* TASK TO COMPLETE
Omit all images, then return the remaining material exactly as it stands.

* SOURCE DATA
──────────────────────────────

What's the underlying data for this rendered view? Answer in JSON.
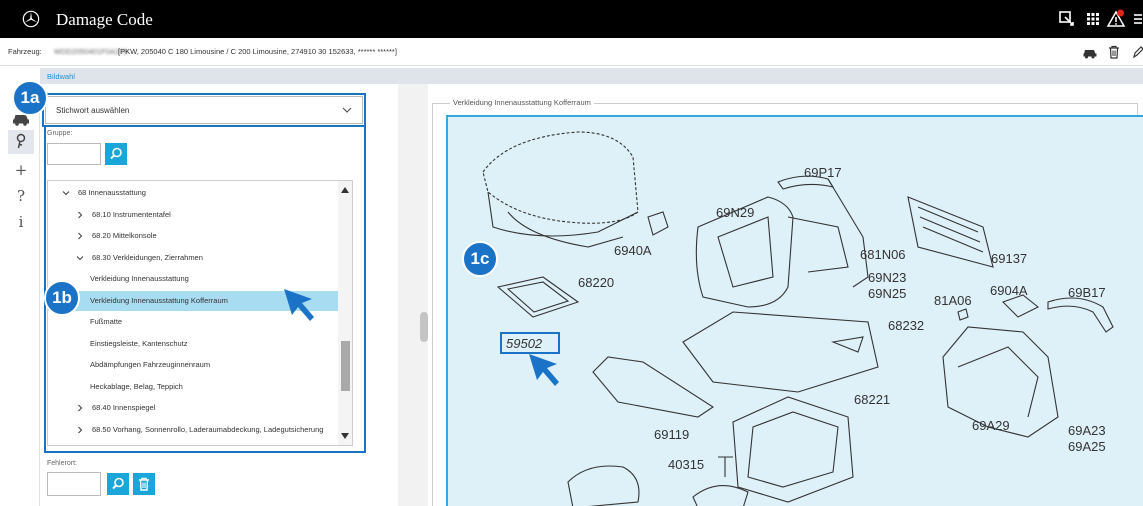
{
  "app": {
    "title": "Damage Code"
  },
  "vehicle": {
    "label": "Fahrzeug:",
    "vin_masked": "WDD2050401F0A279",
    "description": "[PKW, 205040 C 180 Limousine / C 200 Limousine, 274910 30 152633, ****** ******]"
  },
  "breadcrumb": {
    "current": "Bildwahl"
  },
  "rail": {
    "items": [
      {
        "name": "car-icon",
        "glyph": ""
      },
      {
        "name": "key-icon",
        "glyph": "🔑"
      },
      {
        "name": "plus-icon",
        "glyph": "+"
      },
      {
        "name": "help-icon",
        "glyph": "?"
      },
      {
        "name": "info-icon",
        "glyph": "i"
      }
    ]
  },
  "keyword": {
    "selected": "Stichwort auswählen"
  },
  "group": {
    "label": "Gruppe:"
  },
  "tree": {
    "items": [
      {
        "text": "68 Innenausstattung",
        "level": 0,
        "chevron": "down"
      },
      {
        "text": "68.10 Instrumententafel",
        "level": 1,
        "chevron": "right"
      },
      {
        "text": "68.20 Mittelkonsole",
        "level": 1,
        "chevron": "right"
      },
      {
        "text": "68.30 Verkleidungen, Zierrahmen",
        "level": 1,
        "chevron": "down"
      },
      {
        "text": "Verkleidung Innenausstattung",
        "level": 2,
        "chevron": ""
      },
      {
        "text": "Verkleidung Innenausstattung Kofferraum",
        "level": 2,
        "chevron": "",
        "selected": true
      },
      {
        "text": "Fußmatte",
        "level": 2,
        "chevron": ""
      },
      {
        "text": "Einstiegsleiste, Kantenschutz",
        "level": 2,
        "chevron": ""
      },
      {
        "text": "Abdämpfungen Fahrzeuginnenraum",
        "level": 2,
        "chevron": ""
      },
      {
        "text": "Heckablage, Belag, Teppich",
        "level": 2,
        "chevron": ""
      },
      {
        "text": "68.40 Innenspiegel",
        "level": 1,
        "chevron": "right"
      },
      {
        "text": "68.50 Vorhang, Sonnenrollo, Laderaumabdeckung, Ladegutsicherung",
        "level": 1,
        "chevron": "right"
      }
    ]
  },
  "fehlerort": {
    "label": "Fehlerort:"
  },
  "image_panel": {
    "legend": "Verkleidung Innenausstattung Kofferraum",
    "part_labels": [
      "69P17",
      "69N29",
      "6940A",
      "681N06",
      "69137",
      "69N23",
      "69N25",
      "68220",
      "81A06",
      "6904A",
      "69B17",
      "68232",
      "59502",
      "68221",
      "69119",
      "69A29",
      "69A23",
      "69A25",
      "40315"
    ]
  },
  "annotations": {
    "badge_1a": "1a",
    "badge_1b": "1b",
    "badge_1c": "1c"
  },
  "colors": {
    "accent": "#1b73c8",
    "button": "#1ba6d9",
    "selection": "#a8dcf1",
    "image_bg": "#dff1f8"
  }
}
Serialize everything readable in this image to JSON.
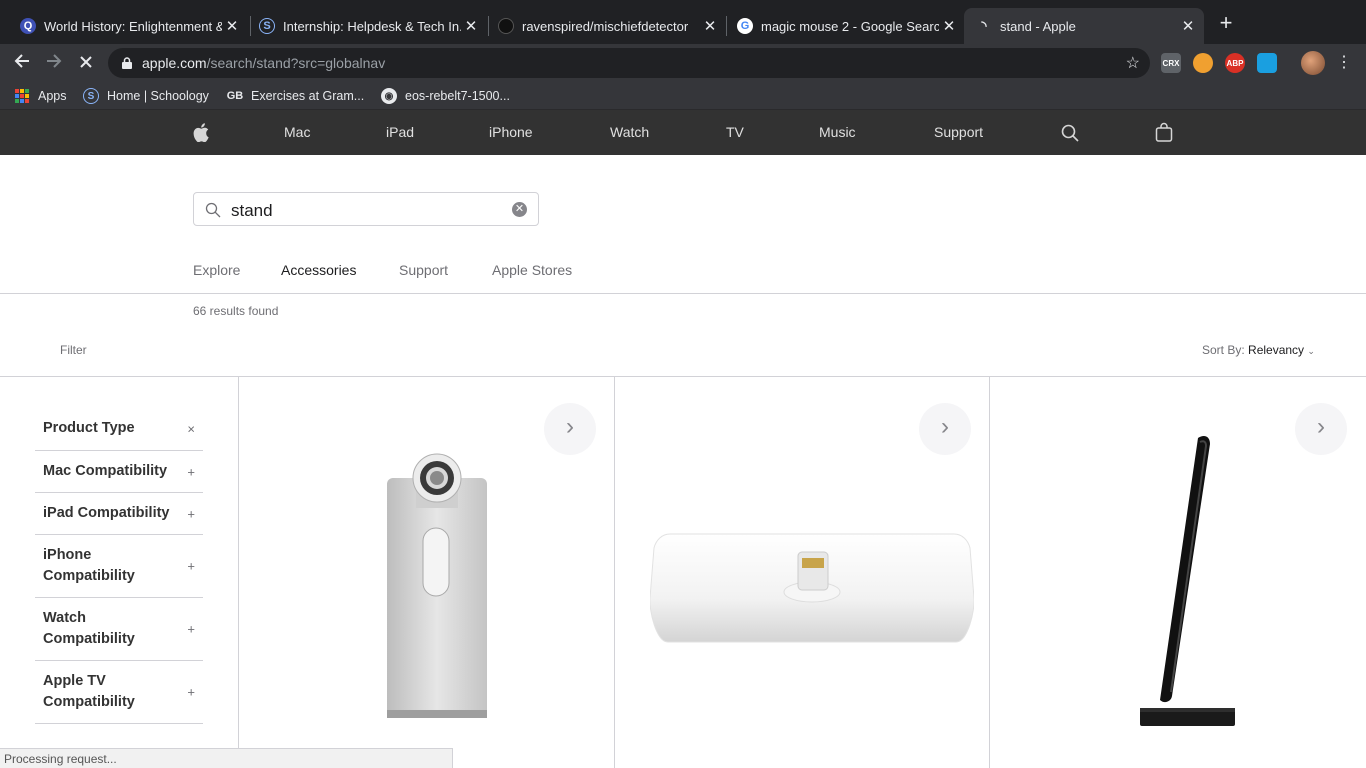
{
  "tabs": [
    {
      "title": "World History: Enlightenment & ...",
      "favicon": "Q",
      "favicon_color": "#4f5bd5"
    },
    {
      "title": "Internship: Helpdesk & Tech In...",
      "favicon": "S",
      "favicon_color": "#2a7bbf"
    },
    {
      "title": "ravenspired/mischiefdetector",
      "favicon": "",
      "favicon_color": "#e8eaed"
    },
    {
      "title": "magic mouse 2 - Google Search",
      "favicon": "G",
      "favicon_color": "#ffffff"
    },
    {
      "title": "stand - Apple",
      "favicon": "",
      "favicon_color": "#e8eaed",
      "active": true
    }
  ],
  "toolbar": {
    "url_host": "apple.com",
    "url_path": "/search/stand?src=globalnav",
    "extensions": [
      "CRX",
      "",
      "ABP",
      ""
    ]
  },
  "bookmarks": [
    {
      "label": "Apps"
    },
    {
      "label": "Home | Schoology"
    },
    {
      "label": "Exercises at Gram..."
    },
    {
      "label": "eos-rebelt7-1500..."
    }
  ],
  "apple_nav": {
    "items": [
      "Mac",
      "iPad",
      "iPhone",
      "Watch",
      "TV",
      "Music",
      "Support"
    ]
  },
  "search": {
    "query": "stand",
    "tabs": [
      "Explore",
      "Accessories",
      "Support",
      "Apple Stores"
    ],
    "active_tab": "Accessories",
    "results_count": "66 results found",
    "filter_label": "Filter",
    "sort_label": "Sort By:",
    "sort_value": "Relevancy"
  },
  "filters": [
    {
      "label": "Product Type",
      "sign": "×"
    },
    {
      "label": "Mac Compatibility",
      "sign": "+"
    },
    {
      "label": "iPad Compatibility",
      "sign": "+"
    },
    {
      "label": "iPhone Compatibility",
      "sign": "+"
    },
    {
      "label": "Watch Compatibility",
      "sign": "+"
    },
    {
      "label": "Apple TV Compatibility",
      "sign": "+"
    }
  ],
  "status_bar": "Processing request...",
  "colors": {
    "tab_bg": "#202124",
    "toolbar_bg": "#35363a",
    "apple_nav_bg": "#323232",
    "page_bg": "#ffffff"
  }
}
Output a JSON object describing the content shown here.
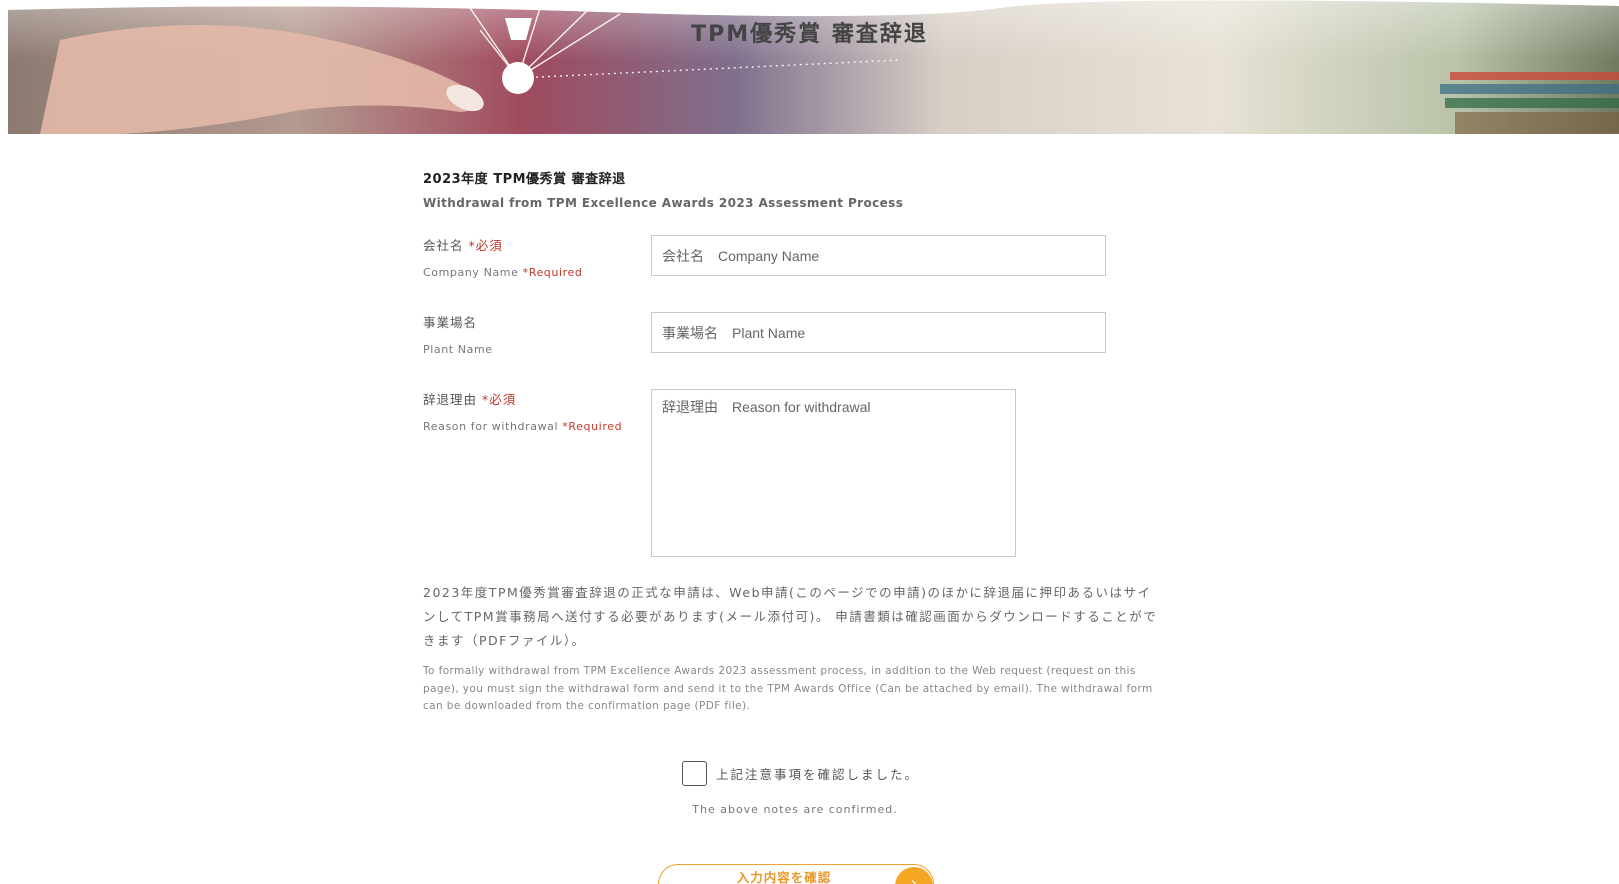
{
  "hero": {
    "title": "TPM優秀賞 審査辞退"
  },
  "heading": {
    "ja": "2023年度 TPM優秀賞 審査辞退",
    "en": "Withdrawal from TPM Excellence Awards 2023 Assessment Process"
  },
  "fields": {
    "company": {
      "label_ja": "会社名",
      "required_ja": "*必須",
      "label_en": "Company Name",
      "required_en": "*Required",
      "placeholder": "会社名　Company Name"
    },
    "plant": {
      "label_ja": "事業場名",
      "label_en": "Plant Name",
      "placeholder": "事業場名　Plant Name"
    },
    "reason": {
      "label_ja": "辞退理由",
      "required_ja": "*必須",
      "label_en": "Reason for withdrawal",
      "required_en": "*Required",
      "placeholder": "辞退理由　Reason for withdrawal"
    }
  },
  "notice": {
    "ja": "2023年度TPM優秀賞審査辞退の正式な申請は、Web申請(このページでの申請)のほかに辞退届に押印あるいはサインしてTPM賞事務局へ送付する必要があります(メール添付可)。 申請書類は確認画面からダウンロードすることができます（PDFファイル）。",
    "en": "To formally withdrawal from TPM Excellence Awards 2023 assessment process, in addition to the Web request (request on this page), you must sign the withdrawal form and send it to the TPM Awards Office (Can be attached by email). The withdrawal form can be downloaded from the confirmation page (PDF file)."
  },
  "confirm": {
    "ja": "上記注意事項を確認しました。",
    "en": "The above notes are confirmed.",
    "checked": false
  },
  "submit": {
    "label": "入力内容を確認",
    "arrow_icon": "chevron-right-icon"
  },
  "colors": {
    "required": "#c0392b",
    "accent": "#f5a623"
  }
}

──────────────────────────────

* THE RESULT
What's the underlying data for this rendered view? Answer in JSON.
{
  "app": {
    "title": "Damage Code"
  },
  "vehicle": {
    "label": "Fahrzeug:",
    "vin_masked": "WDD2050401F0A279",
    "description": "[PKW, 205040 C 180 Limousine / C 200 Limousine, 274910 30 152633, ****** ******]"
  },
  "breadcrumb": {
    "current": "Bildwahl"
  },
  "rail": {
    "items": [
      {
        "name": "car-icon",
        "glyph": ""
      },
      {
        "name": "key-icon",
        "glyph": "🔑"
      },
      {
        "name": "plus-icon",
        "glyph": "+"
      },
      {
        "name": "help-icon",
        "glyph": "?"
      },
      {
        "name": "info-icon",
        "glyph": "i"
      }
    ]
  },
  "keyword": {
    "selected": "Stichwort auswählen"
  },
  "group": {
    "label": "Gruppe:"
  },
  "tree": {
    "items": [
      {
        "text": "68 Innenausstattung",
        "level": 0,
        "chevron": "down"
      },
      {
        "text": "68.10 Instrumententafel",
        "level": 1,
        "chevron": "right"
      },
      {
        "text": "68.20 Mittelkonsole",
        "level": 1,
        "chevron": "right"
      },
      {
        "text": "68.30 Verkleidungen, Zierrahmen",
        "level": 1,
        "chevron": "down"
      },
      {
        "text": "Verkleidung Innenausstattung",
        "level": 2,
        "chevron": ""
      },
      {
        "text": "Verkleidung Innenausstattung Kofferraum",
        "level": 2,
        "chevron": "",
        "selected": true
      },
      {
        "text": "Fußmatte",
        "level": 2,
        "chevron": ""
      },
      {
        "text": "Einstiegsleiste, Kantenschutz",
        "level": 2,
        "chevron": ""
      },
      {
        "text": "Abdämpfungen Fahrzeuginnenraum",
        "level": 2,
        "chevron": ""
      },
      {
        "text": "Heckablage, Belag, Teppich",
        "level": 2,
        "chevron": ""
      },
      {
        "text": "68.40 Innenspiegel",
        "level": 1,
        "chevron": "right"
      },
      {
        "text": "68.50 Vorhang, Sonnenrollo, Laderaumabdeckung, Ladegutsicherung",
        "level": 1,
        "chevron": "right"
      }
    ]
  },
  "fehlerort": {
    "label": "Fehlerort:"
  },
  "image_panel": {
    "legend": "Verkleidung Innenausstattung Kofferraum",
    "part_labels": [
      "69P17",
      "69N29",
      "6940A",
      "681N06",
      "69137",
      "69N23",
      "69N25",
      "68220",
      "81A06",
      "6904A",
      "69B17",
      "68232",
      "59502",
      "68221",
      "69119",
      "69A29",
      "69A23",
      "69A25",
      "40315"
    ]
  },
  "annotations": {
    "badge_1a": "1a",
    "badge_1b": "1b",
    "badge_1c": "1c"
  },
  "colors": {
    "accent": "#1b73c8",
    "button": "#1ba6d9",
    "selection": "#a8dcf1",
    "image_bg": "#dff1f8"
  }
}
Serialize everything readable in this image to JSON.
{
  "tabs": [
    {
      "title": "World History: Enlightenment & ...",
      "favicon": "Q",
      "favicon_color": "#4f5bd5"
    },
    {
      "title": "Internship: Helpdesk & Tech In...",
      "favicon": "S",
      "favicon_color": "#2a7bbf"
    },
    {
      "title": "ravenspired/mischiefdetector",
      "favicon": "",
      "favicon_color": "#e8eaed"
    },
    {
      "title": "magic mouse 2 - Google Search",
      "favicon": "G",
      "favicon_color": "#ffffff"
    },
    {
      "title": "stand - Apple",
      "favicon": "",
      "favicon_color": "#e8eaed",
      "active": true
    }
  ],
  "toolbar": {
    "url_host": "apple.com",
    "url_path": "/search/stand?src=globalnav",
    "extensions": [
      "CRX",
      "",
      "ABP",
      ""
    ]
  },
  "bookmarks": [
    {
      "label": "Apps"
    },
    {
      "label": "Home | Schoology"
    },
    {
      "label": "Exercises at Gram..."
    },
    {
      "label": "eos-rebelt7-1500..."
    }
  ],
  "apple_nav": {
    "items": [
      "Mac",
      "iPad",
      "iPhone",
      "Watch",
      "TV",
      "Music",
      "Support"
    ]
  },
  "search": {
    "query": "stand",
    "tabs": [
      "Explore",
      "Accessories",
      "Support",
      "Apple Stores"
    ],
    "active_tab": "Accessories",
    "results_count": "66 results found",
    "filter_label": "Filter",
    "sort_label": "Sort By:",
    "sort_value": "Relevancy"
  },
  "filters": [
    {
      "label": "Product Type",
      "sign": "×"
    },
    {
      "label": "Mac Compatibility",
      "sign": "+"
    },
    {
      "label": "iPad Compatibility",
      "sign": "+"
    },
    {
      "label": "iPhone Compatibility",
      "sign": "+"
    },
    {
      "label": "Watch Compatibility",
      "sign": "+"
    },
    {
      "label": "Apple TV Compatibility",
      "sign": "+"
    }
  ],
  "status_bar": "Processing request...",
  "colors": {
    "tab_bg": "#202124",
    "toolbar_bg": "#35363a",
    "apple_nav_bg": "#323232",
    "page_bg": "#ffffff"
  }
}
Output a JSON object describing the content shown here.
{
  "hero": {
    "title": "TPM優秀賞 審査辞退"
  },
  "heading": {
    "ja": "2023年度 TPM優秀賞 審査辞退",
    "en": "Withdrawal from TPM Excellence Awards 2023 Assessment Process"
  },
  "fields": {
    "company": {
      "label_ja": "会社名",
      "required_ja": "*必須",
      "label_en": "Company Name",
      "required_en": "*Required",
      "placeholder": "会社名　Company Name"
    },
    "plant": {
      "label_ja": "事業場名",
      "label_en": "Plant Name",
      "placeholder": "事業場名　Plant Name"
    },
    "reason": {
      "label_ja": "辞退理由",
      "required_ja": "*必須",
      "label_en": "Reason for withdrawal",
      "required_en": "*Required",
      "placeholder": "辞退理由　Reason for withdrawal"
    }
  },
  "notice": {
    "ja": "2023年度TPM優秀賞審査辞退の正式な申請は、Web申請(このページでの申請)のほかに辞退届に押印あるいはサインしてTPM賞事務局へ送付する必要があります(メール添付可)。 申請書類は確認画面からダウンロードすることができます（PDFファイル）。",
    "en": "To formally withdrawal from TPM Excellence Awards 2023 assessment process, in addition to the Web request (request on this page), you must sign the withdrawal form and send it to the TPM Awards Office (Can be attached by email). The withdrawal form can be downloaded from the confirmation page (PDF file)."
  },
  "confirm": {
    "ja": "上記注意事項を確認しました。",
    "en": "The above notes are confirmed.",
    "checked": false
  },
  "submit": {
    "label": "入力内容を確認",
    "arrow_icon": "chevron-right-icon"
  },
  "colors": {
    "required": "#c0392b",
    "accent": "#f5a623"
  }
}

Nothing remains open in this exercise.